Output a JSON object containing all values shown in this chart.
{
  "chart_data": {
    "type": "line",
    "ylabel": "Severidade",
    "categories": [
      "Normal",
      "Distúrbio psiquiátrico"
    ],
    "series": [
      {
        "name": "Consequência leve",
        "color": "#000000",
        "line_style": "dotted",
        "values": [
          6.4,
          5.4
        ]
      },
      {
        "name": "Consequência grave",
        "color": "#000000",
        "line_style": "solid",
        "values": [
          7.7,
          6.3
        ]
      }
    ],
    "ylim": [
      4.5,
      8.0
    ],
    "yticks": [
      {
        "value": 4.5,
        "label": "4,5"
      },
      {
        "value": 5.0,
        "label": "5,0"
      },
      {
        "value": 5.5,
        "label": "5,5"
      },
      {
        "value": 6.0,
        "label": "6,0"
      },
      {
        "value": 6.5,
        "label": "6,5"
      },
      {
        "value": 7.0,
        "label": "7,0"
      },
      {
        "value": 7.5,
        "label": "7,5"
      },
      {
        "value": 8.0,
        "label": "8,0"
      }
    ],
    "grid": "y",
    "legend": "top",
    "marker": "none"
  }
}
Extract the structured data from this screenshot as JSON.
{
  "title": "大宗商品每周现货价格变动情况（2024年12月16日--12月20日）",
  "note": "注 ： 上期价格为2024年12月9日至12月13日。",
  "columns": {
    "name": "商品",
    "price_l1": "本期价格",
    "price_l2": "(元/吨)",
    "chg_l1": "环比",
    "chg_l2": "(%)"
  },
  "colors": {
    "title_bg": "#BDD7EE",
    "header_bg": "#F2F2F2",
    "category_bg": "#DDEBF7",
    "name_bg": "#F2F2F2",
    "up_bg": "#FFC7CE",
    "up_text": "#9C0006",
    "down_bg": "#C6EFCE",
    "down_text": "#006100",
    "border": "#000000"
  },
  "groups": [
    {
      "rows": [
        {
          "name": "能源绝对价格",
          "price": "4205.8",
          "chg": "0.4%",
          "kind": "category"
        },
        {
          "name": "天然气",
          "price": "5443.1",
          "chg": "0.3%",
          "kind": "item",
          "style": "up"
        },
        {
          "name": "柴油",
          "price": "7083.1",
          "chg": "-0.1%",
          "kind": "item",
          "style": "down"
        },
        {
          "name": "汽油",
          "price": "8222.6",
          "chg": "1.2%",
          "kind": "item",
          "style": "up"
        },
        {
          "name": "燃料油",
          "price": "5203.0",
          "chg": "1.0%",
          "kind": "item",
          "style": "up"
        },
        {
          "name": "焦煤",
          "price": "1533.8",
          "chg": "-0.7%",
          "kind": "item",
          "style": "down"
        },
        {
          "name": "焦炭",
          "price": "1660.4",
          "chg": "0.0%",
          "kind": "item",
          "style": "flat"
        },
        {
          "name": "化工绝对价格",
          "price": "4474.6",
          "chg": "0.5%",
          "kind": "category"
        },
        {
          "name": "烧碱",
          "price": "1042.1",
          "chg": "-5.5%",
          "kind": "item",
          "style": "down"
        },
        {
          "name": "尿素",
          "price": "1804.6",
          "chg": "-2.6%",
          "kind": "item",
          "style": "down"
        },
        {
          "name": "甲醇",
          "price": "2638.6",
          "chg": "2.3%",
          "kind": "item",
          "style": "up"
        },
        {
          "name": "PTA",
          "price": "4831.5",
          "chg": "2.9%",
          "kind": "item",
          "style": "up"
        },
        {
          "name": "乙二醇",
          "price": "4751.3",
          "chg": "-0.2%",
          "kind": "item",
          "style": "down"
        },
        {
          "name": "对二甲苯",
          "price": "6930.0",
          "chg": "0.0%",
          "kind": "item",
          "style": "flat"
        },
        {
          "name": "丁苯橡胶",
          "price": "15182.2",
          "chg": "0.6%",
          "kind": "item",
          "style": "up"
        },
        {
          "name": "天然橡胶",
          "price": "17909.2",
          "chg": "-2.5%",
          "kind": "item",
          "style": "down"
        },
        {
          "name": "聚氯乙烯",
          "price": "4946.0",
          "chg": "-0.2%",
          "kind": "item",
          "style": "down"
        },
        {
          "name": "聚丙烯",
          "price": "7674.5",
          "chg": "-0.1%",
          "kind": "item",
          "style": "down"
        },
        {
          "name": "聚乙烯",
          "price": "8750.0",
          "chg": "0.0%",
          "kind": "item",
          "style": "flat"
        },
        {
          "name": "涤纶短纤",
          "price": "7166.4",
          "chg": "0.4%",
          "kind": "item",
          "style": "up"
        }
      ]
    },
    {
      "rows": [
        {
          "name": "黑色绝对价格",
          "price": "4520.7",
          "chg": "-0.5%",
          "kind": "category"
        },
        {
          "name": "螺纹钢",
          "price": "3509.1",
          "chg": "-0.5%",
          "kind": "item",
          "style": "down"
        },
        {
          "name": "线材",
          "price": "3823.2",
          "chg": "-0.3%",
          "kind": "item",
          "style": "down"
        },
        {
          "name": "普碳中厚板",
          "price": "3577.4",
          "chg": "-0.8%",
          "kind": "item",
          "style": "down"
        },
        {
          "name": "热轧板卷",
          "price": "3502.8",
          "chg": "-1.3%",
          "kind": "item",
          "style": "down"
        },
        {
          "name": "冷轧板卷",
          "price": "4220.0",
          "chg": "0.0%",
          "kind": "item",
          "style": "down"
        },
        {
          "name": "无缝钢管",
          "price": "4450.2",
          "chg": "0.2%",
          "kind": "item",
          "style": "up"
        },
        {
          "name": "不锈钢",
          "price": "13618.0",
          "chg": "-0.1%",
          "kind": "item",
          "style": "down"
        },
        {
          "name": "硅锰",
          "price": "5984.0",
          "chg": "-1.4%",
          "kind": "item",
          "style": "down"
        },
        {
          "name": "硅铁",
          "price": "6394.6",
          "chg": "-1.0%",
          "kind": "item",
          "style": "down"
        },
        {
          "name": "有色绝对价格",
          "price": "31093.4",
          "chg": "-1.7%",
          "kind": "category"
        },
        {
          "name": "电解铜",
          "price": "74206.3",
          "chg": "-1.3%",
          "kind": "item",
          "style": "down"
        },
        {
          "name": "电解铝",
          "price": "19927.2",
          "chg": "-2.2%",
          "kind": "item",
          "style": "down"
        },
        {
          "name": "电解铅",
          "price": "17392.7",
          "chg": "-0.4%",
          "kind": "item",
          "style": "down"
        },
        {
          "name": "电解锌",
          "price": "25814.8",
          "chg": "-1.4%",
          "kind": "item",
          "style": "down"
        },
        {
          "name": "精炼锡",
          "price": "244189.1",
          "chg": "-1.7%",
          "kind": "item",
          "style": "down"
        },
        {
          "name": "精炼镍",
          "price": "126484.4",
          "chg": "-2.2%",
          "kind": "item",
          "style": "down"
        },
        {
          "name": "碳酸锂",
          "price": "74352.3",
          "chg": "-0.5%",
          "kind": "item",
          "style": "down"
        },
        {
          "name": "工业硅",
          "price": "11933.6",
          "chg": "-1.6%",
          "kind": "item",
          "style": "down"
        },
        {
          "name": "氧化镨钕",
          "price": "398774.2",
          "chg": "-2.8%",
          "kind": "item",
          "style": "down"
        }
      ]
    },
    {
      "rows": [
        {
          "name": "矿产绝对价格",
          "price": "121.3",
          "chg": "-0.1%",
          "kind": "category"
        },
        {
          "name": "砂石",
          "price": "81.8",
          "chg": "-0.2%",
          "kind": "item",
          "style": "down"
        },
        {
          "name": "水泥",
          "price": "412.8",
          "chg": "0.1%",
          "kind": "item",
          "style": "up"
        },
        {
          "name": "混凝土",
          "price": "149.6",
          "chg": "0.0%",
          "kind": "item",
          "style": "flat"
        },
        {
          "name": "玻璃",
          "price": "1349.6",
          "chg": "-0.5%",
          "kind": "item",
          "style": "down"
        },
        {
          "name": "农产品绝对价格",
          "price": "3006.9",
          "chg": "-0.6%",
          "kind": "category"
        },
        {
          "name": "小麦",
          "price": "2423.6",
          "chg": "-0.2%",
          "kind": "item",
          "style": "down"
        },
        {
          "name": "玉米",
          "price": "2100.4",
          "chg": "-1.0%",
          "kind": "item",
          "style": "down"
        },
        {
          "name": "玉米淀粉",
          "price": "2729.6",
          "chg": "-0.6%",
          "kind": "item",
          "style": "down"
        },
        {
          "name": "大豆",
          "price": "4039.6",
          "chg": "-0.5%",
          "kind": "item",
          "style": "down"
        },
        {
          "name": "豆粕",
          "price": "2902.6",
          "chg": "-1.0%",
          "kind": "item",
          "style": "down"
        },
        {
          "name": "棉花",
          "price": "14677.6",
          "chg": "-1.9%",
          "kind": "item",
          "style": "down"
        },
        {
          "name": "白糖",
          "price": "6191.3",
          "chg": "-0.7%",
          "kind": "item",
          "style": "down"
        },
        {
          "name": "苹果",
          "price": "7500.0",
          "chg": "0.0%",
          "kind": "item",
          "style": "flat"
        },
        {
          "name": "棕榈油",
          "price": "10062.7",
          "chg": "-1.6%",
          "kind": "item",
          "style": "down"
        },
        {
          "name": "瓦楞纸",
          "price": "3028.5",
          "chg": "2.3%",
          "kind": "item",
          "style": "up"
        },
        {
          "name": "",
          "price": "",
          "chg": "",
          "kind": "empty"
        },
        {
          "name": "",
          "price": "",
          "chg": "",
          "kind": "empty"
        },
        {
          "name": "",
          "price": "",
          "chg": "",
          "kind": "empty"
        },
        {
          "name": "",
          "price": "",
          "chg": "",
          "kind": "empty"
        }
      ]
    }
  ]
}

=== Do this ===
Copy out every line of the listing that includes the string "Consequência".

=== The solution ===
        "name": "Consequência leve",
        "name": "Consequência grave",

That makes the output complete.